• [EXERCISE REQUIREMENTS] Look through the listing for the word "Bookable". Copy each line that has it.

━━━ MATERIAL FOR THIS EXERCISE

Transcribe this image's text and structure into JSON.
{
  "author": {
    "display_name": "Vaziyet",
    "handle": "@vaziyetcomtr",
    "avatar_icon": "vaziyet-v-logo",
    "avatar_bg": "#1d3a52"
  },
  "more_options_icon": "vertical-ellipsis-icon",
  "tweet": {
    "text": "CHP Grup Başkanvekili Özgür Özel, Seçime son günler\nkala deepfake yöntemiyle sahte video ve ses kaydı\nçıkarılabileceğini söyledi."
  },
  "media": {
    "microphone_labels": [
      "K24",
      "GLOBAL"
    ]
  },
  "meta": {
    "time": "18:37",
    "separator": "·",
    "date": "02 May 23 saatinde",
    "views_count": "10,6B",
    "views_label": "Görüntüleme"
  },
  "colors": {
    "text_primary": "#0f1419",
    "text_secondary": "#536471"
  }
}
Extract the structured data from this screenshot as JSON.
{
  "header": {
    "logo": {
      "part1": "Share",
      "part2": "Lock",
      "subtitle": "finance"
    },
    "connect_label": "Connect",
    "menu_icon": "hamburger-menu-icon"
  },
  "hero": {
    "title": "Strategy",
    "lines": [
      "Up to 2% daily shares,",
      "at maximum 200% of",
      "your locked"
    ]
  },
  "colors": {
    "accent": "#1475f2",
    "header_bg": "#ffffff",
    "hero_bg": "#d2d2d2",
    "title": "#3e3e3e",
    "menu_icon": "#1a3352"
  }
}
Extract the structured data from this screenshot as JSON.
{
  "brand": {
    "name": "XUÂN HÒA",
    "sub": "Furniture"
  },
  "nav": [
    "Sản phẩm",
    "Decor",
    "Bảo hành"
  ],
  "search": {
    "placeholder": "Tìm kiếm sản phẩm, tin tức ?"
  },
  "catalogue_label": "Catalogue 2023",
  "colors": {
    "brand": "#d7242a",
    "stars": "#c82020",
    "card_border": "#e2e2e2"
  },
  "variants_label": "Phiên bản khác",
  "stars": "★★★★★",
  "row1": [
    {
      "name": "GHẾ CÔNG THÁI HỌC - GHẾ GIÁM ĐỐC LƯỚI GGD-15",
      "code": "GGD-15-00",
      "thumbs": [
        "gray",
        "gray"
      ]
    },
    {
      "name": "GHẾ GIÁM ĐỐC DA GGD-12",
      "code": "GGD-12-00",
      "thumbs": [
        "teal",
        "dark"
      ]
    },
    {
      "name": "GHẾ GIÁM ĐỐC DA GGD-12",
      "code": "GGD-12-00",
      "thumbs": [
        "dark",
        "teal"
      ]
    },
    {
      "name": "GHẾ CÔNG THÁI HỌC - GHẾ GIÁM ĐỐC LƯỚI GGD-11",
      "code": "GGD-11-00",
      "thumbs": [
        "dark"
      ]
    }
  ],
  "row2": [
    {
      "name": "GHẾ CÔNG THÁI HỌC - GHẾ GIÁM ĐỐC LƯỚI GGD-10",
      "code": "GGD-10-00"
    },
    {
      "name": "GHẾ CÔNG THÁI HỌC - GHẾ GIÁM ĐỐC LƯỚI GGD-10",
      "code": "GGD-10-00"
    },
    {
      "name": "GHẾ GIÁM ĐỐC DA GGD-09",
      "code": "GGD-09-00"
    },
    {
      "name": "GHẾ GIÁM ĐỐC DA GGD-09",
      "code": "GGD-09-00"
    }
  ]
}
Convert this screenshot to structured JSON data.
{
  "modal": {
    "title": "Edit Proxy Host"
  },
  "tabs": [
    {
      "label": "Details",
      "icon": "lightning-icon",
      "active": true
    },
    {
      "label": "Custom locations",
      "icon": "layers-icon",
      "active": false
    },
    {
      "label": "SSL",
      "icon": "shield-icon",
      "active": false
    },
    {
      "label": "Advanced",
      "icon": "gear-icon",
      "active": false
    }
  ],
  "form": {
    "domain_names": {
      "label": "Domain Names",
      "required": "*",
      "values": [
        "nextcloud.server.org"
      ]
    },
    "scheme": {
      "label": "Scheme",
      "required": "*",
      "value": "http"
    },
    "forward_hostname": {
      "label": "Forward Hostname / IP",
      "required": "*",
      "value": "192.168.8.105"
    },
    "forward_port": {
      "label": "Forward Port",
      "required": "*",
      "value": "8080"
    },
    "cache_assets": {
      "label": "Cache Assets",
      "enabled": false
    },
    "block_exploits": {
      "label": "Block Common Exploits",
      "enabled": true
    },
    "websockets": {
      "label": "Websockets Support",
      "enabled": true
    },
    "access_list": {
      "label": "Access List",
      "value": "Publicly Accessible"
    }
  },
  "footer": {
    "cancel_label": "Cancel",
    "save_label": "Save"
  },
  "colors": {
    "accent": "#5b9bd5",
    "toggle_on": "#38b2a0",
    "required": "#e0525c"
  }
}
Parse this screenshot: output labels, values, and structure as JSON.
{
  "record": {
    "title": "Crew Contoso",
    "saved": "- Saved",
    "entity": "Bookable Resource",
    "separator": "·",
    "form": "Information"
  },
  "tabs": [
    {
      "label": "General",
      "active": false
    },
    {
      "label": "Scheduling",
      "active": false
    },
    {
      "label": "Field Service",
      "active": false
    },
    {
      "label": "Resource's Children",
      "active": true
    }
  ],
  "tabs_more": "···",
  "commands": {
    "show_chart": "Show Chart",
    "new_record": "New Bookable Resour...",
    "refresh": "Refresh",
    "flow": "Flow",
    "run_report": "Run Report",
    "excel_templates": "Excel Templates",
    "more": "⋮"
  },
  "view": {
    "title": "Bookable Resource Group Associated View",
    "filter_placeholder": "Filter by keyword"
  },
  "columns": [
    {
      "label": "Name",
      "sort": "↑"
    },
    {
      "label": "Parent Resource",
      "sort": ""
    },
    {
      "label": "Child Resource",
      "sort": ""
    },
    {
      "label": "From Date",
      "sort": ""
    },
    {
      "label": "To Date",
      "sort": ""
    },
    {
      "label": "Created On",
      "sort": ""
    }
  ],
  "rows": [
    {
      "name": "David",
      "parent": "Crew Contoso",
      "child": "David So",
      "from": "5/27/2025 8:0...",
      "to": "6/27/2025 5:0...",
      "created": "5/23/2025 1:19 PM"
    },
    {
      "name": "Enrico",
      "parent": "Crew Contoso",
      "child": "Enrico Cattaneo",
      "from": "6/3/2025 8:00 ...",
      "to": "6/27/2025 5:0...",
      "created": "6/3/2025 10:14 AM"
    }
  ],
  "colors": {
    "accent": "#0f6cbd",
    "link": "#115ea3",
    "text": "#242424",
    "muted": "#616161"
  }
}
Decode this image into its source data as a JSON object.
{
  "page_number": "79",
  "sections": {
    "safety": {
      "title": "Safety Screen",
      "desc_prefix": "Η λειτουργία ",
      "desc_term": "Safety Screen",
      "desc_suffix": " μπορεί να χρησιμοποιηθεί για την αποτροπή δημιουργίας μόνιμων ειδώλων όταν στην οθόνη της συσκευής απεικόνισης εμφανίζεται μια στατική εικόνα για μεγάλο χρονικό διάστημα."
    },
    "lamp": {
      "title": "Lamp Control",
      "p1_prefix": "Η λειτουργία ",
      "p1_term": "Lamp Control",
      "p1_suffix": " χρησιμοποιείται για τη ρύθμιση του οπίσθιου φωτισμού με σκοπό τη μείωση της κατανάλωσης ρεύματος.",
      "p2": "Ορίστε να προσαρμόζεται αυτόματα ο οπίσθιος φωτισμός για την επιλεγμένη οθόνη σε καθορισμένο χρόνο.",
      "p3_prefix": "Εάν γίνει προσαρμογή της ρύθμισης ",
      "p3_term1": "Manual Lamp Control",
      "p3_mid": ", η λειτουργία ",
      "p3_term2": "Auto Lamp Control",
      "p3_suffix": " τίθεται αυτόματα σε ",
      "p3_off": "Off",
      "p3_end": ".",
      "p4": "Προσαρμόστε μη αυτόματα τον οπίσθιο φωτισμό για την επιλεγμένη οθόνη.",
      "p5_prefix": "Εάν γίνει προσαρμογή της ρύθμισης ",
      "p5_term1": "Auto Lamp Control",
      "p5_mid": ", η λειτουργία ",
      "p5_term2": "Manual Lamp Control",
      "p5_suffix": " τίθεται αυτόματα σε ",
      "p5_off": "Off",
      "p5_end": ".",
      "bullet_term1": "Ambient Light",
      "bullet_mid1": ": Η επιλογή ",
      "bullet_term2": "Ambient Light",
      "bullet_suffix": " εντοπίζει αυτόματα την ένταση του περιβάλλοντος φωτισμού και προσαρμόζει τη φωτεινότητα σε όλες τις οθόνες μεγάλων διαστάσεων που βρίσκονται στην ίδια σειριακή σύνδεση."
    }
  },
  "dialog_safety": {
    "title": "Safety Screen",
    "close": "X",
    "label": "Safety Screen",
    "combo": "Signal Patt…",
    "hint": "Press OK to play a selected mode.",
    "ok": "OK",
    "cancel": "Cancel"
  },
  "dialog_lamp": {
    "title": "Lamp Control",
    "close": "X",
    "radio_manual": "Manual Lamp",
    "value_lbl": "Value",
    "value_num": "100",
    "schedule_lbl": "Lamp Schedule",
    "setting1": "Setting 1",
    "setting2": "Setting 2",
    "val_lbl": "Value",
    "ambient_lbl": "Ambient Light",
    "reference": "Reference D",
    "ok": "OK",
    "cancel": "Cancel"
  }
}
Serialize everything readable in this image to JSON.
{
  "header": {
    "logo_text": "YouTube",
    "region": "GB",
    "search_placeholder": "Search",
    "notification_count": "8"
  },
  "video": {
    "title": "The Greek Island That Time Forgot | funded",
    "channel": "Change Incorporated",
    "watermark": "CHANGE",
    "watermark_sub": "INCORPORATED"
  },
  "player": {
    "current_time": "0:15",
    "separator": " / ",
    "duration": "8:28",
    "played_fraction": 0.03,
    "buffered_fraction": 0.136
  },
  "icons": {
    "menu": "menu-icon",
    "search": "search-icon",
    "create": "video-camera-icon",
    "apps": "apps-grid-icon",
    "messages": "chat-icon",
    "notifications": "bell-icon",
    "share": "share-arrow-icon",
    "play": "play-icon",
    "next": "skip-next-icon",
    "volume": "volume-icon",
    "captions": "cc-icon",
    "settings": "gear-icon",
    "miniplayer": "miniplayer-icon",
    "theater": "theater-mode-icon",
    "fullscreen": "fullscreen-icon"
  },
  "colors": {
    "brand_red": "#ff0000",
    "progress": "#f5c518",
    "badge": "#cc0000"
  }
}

━━━━━━

• [RESPONSE TO THE EXERCISE]
    "entity": "Bookable Resource",
    "new_record": "New Bookable Resour...",
    "title": "Bookable Resource Group Associated View",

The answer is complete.